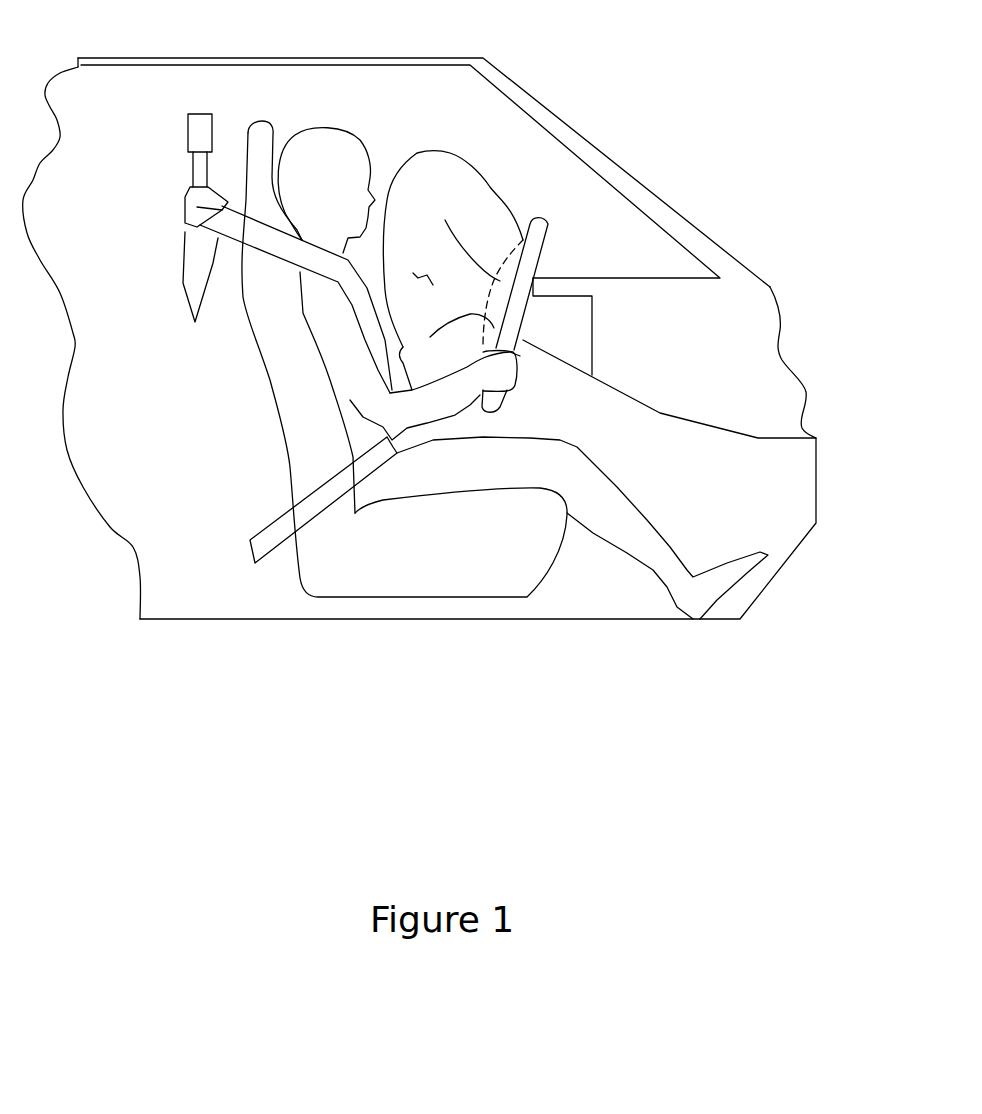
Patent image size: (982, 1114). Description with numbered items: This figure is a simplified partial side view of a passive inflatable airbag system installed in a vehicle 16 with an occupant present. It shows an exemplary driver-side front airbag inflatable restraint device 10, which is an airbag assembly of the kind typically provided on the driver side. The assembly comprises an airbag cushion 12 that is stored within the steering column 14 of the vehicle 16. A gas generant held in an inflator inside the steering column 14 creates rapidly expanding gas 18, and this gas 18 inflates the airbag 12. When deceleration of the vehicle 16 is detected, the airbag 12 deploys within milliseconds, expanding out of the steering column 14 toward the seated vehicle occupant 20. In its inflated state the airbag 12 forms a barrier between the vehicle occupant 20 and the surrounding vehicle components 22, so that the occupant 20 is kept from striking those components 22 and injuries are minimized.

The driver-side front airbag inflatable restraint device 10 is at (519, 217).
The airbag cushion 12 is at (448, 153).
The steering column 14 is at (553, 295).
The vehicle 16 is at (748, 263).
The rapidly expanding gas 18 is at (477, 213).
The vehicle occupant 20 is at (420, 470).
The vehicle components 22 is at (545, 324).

--

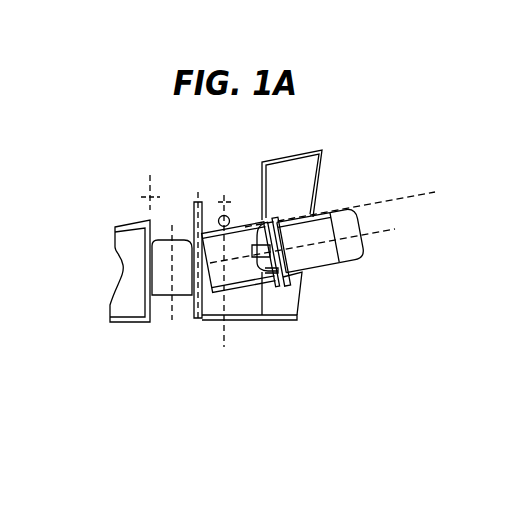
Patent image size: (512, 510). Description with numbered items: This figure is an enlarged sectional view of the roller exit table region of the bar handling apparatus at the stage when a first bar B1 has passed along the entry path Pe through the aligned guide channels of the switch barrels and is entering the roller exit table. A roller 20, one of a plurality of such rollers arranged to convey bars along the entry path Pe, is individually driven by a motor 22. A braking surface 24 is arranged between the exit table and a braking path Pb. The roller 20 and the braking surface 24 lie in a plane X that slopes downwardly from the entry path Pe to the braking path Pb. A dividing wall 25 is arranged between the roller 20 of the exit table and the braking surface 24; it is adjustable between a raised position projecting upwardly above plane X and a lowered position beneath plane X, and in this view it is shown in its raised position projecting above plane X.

--

Aim
Retype every line of the entries from the one containing "Patent image size: (982, 1114)." down to the one containing "The vehicle components 22 is at (545, 324).", both included, with no changes.

Completed exercise
Patent image size: (982, 1114). Description with numbered items: This figure is a simplified partial side view of a passive inflatable airbag system installed in a vehicle 16 with an occupant present. It shows an exemplary driver-side front airbag inflatable restraint device 10, which is an airbag assembly of the kind typically provided on the driver side. The assembly comprises an airbag cushion 12 that is stored within the steering column 14 of the vehicle 16. A gas generant held in an inflator inside the steering column 14 creates rapidly expanding gas 18, and this gas 18 inflates the airbag 12. When deceleration of the vehicle 16 is detected, the airbag 12 deploys within milliseconds, expanding out of the steering column 14 toward the seated vehicle occupant 20. In its inflated state the airbag 12 forms a barrier between the vehicle occupant 20 and the surrounding vehicle components 22, so that the occupant 20 is kept from striking those components 22 and injuries are minimized.

The driver-side front airbag inflatable restraint device 10 is at (519, 217).
The airbag cushion 12 is at (448, 153).
The steering column 14 is at (553, 295).
The vehicle 16 is at (748, 263).
The rapidly expanding gas 18 is at (477, 213).
The vehicle occupant 20 is at (420, 470).
The vehicle components 22 is at (545, 324).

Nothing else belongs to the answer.